*Work to do*. Reproduce each line of the records below without any changes.
##############################
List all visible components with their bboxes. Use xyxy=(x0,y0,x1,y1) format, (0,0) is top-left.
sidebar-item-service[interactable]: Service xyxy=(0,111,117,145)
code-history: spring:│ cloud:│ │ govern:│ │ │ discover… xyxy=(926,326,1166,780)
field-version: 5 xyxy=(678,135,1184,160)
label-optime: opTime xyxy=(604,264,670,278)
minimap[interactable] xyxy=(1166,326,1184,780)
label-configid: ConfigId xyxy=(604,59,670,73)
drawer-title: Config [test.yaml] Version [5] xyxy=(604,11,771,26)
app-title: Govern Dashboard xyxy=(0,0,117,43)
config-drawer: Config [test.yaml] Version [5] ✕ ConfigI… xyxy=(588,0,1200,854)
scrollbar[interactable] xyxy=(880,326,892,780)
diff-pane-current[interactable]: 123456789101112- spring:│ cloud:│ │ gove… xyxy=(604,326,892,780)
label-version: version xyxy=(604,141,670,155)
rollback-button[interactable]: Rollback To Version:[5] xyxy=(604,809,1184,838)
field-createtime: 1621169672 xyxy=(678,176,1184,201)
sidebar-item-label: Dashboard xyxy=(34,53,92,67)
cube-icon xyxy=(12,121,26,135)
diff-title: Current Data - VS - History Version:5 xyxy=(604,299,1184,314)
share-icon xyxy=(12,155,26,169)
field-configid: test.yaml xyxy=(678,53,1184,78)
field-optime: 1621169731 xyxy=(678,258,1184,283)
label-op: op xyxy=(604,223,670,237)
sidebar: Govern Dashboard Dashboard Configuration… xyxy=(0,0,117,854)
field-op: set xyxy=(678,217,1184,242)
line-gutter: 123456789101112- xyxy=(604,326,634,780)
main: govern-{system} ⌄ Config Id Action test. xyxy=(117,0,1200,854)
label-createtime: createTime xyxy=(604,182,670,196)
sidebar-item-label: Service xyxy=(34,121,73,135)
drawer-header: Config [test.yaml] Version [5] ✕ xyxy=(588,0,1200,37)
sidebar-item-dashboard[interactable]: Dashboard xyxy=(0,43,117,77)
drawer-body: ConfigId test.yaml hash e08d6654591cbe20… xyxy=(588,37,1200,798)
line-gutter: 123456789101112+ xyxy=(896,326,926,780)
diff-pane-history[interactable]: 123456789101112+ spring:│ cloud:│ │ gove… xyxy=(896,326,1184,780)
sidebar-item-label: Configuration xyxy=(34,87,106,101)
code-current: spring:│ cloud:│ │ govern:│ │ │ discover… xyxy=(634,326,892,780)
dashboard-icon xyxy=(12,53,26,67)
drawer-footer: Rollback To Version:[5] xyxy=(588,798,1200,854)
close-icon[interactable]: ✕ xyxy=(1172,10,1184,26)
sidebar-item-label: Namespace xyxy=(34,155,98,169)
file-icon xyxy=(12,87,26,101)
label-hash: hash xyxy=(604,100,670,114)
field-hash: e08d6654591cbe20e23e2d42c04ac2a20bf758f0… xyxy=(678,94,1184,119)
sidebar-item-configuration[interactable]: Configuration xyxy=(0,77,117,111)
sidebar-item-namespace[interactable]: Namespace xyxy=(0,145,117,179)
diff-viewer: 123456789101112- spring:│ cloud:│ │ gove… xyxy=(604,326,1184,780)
##############################
*Complete answer*.
List all visible components with their bboxes. Use xyxy=(x0,y0,x1,y1) format, (0,0) is top-left.
sidebar-item-service[interactable]: Service xyxy=(0,111,117,145)
code-history: spring:│ cloud:│ │ govern:│ │ │ discover… xyxy=(926,326,1166,780)
field-version: 5 xyxy=(678,135,1184,160)
label-optime: opTime xyxy=(604,264,670,278)
minimap[interactable] xyxy=(1166,326,1184,780)
label-configid: ConfigId xyxy=(604,59,670,73)
drawer-title: Config [test.yaml] Version [5] xyxy=(604,11,771,26)
app-title: Govern Dashboard xyxy=(0,0,117,43)
config-drawer: Config [test.yaml] Version [5] ✕ ConfigI… xyxy=(588,0,1200,854)
scrollbar[interactable] xyxy=(880,326,892,780)
diff-pane-current[interactable]: 123456789101112- spring:│ cloud:│ │ gove… xyxy=(604,326,892,780)
label-version: version xyxy=(604,141,670,155)
rollback-button[interactable]: Rollback To Version:[5] xyxy=(604,809,1184,838)
field-createtime: 1621169672 xyxy=(678,176,1184,201)
sidebar-item-label: Dashboard xyxy=(34,53,92,67)
cube-icon xyxy=(12,121,26,135)
diff-title: Current Data - VS - History Version:5 xyxy=(604,299,1184,314)
share-icon xyxy=(12,155,26,169)
field-configid: test.yaml xyxy=(678,53,1184,78)
field-optime: 1621169731 xyxy=(678,258,1184,283)
label-op: op xyxy=(604,223,670,237)
sidebar: Govern Dashboard Dashboard Configuration… xyxy=(0,0,117,854)
field-op: set xyxy=(678,217,1184,242)
line-gutter: 123456789101112- xyxy=(604,326,634,780)
main: govern-{system} ⌄ Config Id Action test. xyxy=(117,0,1200,854)
label-createtime: createTime xyxy=(604,182,670,196)
sidebar-item-label: Service xyxy=(34,121,73,135)
drawer-header: Config [test.yaml] Version [5] ✕ xyxy=(588,0,1200,37)
sidebar-item-dashboard[interactable]: Dashboard xyxy=(0,43,117,77)
drawer-body: ConfigId test.yaml hash e08d6654591cbe20… xyxy=(588,37,1200,798)
line-gutter: 123456789101112+ xyxy=(896,326,926,780)
diff-pane-history[interactable]: 123456789101112+ spring:│ cloud:│ │ gove… xyxy=(896,326,1184,780)
sidebar-item-label: Configuration xyxy=(34,87,106,101)
code-current: spring:│ cloud:│ │ govern:│ │ │ discover… xyxy=(634,326,892,780)
dashboard-icon xyxy=(12,53,26,67)
drawer-footer: Rollback To Version:[5] xyxy=(588,798,1200,854)
close-icon[interactable]: ✕ xyxy=(1172,10,1184,26)
sidebar-item-label: Namespace xyxy=(34,155,98,169)
file-icon xyxy=(12,87,26,101)
label-hash: hash xyxy=(604,100,670,114)
field-hash: e08d6654591cbe20e23e2d42c04ac2a20bf758f0… xyxy=(678,94,1184,119)
sidebar-item-configuration[interactable]: Configuration xyxy=(0,77,117,111)
sidebar-item-namespace[interactable]: Namespace xyxy=(0,145,117,179)
diff-viewer: 123456789101112- spring:│ cloud:│ │ gove… xyxy=(604,326,1184,780)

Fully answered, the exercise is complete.